Written request: Gather every line from the entries below that includes "screenshot".

Input for this task:
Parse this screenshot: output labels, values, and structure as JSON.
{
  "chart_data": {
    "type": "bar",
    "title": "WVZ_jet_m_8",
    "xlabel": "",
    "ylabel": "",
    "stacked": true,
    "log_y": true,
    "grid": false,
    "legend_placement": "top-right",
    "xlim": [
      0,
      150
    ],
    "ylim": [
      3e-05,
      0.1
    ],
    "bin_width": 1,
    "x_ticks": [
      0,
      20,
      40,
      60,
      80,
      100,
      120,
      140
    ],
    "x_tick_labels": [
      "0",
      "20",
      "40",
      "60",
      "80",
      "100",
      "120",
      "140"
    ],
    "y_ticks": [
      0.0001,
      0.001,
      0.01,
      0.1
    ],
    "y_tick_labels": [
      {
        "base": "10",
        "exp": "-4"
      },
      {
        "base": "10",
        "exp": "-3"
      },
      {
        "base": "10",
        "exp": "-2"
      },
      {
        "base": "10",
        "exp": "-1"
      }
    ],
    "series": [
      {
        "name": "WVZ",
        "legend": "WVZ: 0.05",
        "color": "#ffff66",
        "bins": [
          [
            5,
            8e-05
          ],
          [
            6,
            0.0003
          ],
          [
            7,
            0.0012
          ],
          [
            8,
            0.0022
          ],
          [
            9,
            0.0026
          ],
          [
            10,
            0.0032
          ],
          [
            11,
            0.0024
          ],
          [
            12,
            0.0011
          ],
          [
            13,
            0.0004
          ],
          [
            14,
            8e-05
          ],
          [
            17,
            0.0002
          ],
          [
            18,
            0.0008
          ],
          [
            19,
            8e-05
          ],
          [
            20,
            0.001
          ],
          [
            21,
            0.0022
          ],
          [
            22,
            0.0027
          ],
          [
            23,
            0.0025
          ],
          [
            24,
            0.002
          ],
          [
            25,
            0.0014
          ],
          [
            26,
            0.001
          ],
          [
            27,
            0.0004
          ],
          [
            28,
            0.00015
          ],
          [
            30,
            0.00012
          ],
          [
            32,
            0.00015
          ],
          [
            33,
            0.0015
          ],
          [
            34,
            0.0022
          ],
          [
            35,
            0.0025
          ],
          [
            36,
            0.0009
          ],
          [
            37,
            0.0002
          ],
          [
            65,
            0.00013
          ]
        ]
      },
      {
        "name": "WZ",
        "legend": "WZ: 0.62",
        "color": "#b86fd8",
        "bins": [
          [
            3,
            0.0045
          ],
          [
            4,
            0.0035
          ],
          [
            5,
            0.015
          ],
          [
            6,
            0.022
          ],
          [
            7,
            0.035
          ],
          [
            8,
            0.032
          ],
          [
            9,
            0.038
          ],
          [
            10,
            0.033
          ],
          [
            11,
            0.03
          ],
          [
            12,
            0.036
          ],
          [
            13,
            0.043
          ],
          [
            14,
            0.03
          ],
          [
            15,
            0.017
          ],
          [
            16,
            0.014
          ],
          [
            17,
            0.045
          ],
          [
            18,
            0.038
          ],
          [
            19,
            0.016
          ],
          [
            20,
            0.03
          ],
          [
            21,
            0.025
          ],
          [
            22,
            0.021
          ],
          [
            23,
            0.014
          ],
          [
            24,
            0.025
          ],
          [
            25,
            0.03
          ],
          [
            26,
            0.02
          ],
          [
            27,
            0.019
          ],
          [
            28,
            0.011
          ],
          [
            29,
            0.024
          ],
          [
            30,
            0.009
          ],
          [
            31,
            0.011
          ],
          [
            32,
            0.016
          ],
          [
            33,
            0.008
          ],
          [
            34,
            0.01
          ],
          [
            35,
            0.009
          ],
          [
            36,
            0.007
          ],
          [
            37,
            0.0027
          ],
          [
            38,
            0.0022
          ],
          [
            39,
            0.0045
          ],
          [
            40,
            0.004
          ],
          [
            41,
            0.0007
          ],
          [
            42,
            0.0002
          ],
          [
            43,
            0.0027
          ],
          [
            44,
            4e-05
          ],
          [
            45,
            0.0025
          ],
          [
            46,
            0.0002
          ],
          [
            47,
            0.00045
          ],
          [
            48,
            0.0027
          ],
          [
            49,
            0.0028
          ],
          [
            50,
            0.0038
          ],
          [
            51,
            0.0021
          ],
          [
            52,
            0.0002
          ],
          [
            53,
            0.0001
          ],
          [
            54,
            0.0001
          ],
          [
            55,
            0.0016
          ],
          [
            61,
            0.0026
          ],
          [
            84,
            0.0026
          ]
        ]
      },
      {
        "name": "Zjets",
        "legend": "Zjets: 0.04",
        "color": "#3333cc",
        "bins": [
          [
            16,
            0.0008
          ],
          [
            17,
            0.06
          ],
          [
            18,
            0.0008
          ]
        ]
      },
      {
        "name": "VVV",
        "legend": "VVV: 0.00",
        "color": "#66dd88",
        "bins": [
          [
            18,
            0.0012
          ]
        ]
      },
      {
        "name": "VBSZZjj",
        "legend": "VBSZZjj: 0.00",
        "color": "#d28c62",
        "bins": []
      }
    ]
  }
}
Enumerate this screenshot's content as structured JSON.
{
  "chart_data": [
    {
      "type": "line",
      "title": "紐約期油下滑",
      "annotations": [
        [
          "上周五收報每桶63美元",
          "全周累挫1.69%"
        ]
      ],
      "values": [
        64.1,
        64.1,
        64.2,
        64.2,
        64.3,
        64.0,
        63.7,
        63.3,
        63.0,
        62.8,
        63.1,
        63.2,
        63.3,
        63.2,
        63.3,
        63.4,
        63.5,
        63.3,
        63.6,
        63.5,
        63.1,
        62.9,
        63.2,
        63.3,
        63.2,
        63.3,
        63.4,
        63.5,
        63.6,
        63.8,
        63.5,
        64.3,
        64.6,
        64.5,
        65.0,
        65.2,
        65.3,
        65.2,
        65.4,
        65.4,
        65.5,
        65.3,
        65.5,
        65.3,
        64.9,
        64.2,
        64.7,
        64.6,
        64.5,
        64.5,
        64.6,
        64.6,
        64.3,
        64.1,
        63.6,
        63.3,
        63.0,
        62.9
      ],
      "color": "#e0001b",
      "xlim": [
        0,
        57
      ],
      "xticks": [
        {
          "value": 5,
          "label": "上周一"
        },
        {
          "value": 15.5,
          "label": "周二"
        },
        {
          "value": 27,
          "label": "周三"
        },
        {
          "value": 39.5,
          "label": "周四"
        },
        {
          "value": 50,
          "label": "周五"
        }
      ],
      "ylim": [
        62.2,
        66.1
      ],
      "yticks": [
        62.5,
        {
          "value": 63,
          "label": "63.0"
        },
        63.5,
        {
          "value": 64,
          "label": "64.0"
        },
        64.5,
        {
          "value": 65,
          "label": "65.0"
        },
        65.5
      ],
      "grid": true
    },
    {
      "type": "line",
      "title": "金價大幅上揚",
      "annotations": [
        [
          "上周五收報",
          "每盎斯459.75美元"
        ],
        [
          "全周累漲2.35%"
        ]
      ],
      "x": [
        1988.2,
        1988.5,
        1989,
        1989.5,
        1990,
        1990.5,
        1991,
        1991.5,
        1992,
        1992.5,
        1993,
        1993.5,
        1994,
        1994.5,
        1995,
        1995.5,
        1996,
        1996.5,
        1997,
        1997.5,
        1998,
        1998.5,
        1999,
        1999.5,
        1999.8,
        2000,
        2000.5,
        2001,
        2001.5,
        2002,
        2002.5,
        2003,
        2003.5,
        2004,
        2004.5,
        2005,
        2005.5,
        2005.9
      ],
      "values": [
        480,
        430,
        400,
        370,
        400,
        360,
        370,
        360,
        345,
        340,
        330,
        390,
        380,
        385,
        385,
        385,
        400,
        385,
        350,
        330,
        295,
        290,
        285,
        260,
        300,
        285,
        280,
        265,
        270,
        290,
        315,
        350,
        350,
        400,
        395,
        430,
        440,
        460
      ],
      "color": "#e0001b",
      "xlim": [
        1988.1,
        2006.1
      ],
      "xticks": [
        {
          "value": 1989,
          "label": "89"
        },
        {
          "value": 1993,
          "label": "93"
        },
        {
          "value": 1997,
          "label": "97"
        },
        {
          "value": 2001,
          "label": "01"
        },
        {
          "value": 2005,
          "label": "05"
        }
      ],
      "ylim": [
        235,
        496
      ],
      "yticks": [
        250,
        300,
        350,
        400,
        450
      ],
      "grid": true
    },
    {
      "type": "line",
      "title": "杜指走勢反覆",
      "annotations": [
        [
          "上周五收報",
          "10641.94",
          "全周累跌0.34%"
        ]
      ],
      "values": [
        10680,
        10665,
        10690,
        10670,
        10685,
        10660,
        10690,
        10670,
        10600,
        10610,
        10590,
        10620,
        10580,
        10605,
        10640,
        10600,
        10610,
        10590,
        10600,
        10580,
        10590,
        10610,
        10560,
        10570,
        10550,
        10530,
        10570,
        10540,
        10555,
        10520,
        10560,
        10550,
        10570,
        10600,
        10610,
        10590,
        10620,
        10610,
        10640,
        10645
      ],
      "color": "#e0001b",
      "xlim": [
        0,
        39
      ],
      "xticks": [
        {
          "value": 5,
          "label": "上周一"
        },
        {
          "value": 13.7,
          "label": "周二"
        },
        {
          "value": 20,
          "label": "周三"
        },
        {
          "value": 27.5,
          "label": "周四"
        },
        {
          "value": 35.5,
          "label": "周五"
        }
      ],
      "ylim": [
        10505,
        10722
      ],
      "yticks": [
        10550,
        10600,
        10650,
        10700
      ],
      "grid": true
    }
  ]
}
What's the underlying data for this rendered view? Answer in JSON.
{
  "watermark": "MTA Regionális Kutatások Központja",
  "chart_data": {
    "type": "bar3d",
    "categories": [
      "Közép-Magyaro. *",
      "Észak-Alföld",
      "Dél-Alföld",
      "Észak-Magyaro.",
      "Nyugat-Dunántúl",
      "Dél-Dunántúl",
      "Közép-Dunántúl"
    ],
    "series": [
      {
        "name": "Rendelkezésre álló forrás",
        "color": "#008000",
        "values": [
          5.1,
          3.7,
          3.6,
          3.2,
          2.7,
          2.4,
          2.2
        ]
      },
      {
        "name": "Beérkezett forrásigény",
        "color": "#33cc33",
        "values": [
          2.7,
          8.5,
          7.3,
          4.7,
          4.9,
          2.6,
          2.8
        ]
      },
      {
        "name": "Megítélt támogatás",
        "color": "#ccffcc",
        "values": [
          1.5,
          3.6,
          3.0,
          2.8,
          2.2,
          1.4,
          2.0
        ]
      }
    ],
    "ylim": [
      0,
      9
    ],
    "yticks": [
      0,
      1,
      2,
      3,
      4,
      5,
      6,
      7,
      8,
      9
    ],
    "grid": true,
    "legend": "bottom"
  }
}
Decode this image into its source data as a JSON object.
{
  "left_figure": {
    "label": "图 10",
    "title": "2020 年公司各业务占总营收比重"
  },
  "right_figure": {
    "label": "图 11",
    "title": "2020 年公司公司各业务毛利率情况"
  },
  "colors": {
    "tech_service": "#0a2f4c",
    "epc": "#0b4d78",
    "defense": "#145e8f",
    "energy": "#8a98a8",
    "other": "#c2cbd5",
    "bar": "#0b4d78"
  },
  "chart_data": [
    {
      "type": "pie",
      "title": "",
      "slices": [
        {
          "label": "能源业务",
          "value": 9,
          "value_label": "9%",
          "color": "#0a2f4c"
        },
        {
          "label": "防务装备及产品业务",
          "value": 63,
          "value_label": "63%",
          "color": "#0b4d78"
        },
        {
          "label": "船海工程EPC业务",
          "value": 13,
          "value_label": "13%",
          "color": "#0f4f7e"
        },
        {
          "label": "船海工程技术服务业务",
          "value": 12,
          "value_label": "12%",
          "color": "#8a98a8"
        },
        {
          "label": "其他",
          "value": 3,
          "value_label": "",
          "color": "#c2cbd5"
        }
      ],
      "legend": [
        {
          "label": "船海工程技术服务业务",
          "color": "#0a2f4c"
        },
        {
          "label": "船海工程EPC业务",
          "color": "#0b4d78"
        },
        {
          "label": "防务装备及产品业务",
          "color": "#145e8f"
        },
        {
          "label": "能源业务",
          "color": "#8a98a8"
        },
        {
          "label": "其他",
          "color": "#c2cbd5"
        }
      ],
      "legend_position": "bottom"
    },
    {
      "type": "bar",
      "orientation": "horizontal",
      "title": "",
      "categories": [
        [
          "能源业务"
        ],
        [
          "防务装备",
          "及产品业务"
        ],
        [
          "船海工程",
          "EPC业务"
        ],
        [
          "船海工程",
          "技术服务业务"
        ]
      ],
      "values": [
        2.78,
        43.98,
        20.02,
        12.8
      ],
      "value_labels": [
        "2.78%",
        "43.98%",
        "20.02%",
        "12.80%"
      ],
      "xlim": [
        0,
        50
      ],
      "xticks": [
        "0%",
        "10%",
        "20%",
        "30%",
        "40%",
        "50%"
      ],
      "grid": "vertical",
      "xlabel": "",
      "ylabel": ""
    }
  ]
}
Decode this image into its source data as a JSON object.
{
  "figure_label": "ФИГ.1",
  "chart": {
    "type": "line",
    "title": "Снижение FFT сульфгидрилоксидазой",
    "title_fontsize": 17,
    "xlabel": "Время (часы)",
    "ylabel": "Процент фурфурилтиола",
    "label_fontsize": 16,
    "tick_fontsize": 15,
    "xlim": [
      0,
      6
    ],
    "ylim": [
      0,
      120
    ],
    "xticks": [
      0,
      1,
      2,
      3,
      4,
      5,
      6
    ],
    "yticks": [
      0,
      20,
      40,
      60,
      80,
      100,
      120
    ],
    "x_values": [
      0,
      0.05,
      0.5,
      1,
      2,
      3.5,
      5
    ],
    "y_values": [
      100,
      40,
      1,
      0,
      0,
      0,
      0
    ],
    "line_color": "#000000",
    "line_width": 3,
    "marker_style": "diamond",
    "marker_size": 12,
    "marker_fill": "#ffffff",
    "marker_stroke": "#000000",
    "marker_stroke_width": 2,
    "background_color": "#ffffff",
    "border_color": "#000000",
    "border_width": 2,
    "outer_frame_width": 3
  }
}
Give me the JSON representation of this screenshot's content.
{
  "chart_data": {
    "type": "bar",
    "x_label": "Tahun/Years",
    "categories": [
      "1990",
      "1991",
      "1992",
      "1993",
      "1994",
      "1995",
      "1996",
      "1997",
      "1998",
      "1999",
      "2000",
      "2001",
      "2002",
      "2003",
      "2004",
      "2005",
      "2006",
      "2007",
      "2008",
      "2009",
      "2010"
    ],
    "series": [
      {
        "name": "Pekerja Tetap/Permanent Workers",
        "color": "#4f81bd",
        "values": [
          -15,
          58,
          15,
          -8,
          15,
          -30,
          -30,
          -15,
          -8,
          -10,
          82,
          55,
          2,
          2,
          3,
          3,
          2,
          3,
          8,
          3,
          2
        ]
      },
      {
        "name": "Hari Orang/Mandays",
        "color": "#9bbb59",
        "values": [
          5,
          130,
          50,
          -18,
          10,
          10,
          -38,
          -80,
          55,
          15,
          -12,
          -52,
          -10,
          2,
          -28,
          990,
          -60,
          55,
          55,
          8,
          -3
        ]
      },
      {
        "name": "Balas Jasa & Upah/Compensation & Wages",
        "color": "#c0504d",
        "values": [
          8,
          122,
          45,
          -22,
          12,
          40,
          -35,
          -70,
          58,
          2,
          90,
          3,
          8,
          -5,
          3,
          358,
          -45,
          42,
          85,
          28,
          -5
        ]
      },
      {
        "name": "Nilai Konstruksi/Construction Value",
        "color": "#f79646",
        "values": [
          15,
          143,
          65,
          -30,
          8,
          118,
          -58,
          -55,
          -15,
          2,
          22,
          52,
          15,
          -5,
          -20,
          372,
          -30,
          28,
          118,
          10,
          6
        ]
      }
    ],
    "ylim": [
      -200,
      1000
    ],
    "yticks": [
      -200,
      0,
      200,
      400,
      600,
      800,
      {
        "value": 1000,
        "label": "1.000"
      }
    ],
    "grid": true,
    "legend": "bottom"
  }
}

Exercise solution:
Parse this screenshot: output labels, values, and structure as JSON.
Enumerate this screenshot's content as structured JSON.
Give me the JSON representation of this screenshot's content.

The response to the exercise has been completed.